** start Data excerpts **

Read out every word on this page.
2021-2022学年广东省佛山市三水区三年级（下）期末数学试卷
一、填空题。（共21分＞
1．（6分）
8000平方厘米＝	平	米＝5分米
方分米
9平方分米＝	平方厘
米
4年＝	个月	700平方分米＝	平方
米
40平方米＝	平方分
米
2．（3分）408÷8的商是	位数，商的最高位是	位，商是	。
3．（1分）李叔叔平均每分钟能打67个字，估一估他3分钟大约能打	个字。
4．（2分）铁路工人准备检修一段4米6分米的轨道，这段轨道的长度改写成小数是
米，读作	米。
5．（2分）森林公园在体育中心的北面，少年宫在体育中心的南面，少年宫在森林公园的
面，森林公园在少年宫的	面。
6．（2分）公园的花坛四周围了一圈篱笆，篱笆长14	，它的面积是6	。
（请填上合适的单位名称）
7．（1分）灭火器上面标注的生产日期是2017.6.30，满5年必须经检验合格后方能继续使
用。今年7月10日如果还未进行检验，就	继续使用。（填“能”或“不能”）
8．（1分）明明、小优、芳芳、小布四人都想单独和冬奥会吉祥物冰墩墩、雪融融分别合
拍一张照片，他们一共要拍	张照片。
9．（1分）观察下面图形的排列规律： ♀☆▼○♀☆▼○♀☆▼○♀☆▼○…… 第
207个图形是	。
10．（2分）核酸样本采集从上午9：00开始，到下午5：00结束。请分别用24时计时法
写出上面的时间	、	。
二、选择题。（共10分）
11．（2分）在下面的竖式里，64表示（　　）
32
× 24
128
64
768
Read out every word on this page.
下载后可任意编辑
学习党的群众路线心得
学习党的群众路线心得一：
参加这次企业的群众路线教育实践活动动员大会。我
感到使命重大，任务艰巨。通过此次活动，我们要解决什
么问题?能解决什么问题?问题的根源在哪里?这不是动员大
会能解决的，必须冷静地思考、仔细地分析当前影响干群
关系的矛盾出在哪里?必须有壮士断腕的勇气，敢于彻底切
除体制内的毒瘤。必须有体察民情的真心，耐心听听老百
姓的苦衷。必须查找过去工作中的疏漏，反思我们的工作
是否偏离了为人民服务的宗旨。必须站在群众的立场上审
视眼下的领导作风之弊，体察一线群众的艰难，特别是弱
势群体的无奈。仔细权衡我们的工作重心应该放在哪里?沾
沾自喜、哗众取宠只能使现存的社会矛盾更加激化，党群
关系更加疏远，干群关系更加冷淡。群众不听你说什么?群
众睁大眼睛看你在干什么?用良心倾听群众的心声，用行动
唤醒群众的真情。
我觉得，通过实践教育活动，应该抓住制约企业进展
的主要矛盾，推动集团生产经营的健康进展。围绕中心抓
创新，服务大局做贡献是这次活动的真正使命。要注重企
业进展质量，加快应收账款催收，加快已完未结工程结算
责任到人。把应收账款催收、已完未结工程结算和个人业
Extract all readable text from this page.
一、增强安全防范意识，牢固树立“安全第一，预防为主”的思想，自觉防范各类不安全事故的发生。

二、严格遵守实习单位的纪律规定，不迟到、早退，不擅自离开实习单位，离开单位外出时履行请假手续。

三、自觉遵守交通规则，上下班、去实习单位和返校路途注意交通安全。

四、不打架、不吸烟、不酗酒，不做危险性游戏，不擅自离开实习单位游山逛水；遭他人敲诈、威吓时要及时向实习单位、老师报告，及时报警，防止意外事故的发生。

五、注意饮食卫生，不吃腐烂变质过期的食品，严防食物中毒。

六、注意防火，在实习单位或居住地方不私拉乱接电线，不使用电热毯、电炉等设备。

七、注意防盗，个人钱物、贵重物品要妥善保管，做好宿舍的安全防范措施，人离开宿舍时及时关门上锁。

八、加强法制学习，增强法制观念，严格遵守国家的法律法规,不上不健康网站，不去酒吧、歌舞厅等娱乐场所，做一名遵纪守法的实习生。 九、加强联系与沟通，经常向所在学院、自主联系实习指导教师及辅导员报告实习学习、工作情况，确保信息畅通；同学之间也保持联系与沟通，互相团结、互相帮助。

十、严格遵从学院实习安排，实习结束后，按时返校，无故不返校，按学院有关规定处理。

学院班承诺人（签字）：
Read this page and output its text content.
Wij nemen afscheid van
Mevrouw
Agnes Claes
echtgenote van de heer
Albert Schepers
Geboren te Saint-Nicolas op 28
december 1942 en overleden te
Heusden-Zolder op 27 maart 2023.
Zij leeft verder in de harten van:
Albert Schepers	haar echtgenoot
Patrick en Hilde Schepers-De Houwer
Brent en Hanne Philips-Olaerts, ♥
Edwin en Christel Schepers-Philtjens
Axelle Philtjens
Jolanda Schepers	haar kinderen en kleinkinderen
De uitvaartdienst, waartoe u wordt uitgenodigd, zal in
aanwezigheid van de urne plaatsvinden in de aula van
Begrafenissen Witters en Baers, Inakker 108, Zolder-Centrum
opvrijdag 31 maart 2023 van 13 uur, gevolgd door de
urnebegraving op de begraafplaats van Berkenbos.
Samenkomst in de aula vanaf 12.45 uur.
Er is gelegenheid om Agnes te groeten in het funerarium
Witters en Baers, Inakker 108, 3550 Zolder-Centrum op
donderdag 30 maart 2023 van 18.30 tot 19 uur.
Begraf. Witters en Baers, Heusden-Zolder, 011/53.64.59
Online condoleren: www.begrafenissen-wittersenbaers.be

** end Data excerpts **

Short problem:
Read the lines above. Gather those in which the string "haar" is found.

Task result:
Albert Schepers	haar echtgenoot
Jolanda Schepers	haar kinderen en kleinkinderen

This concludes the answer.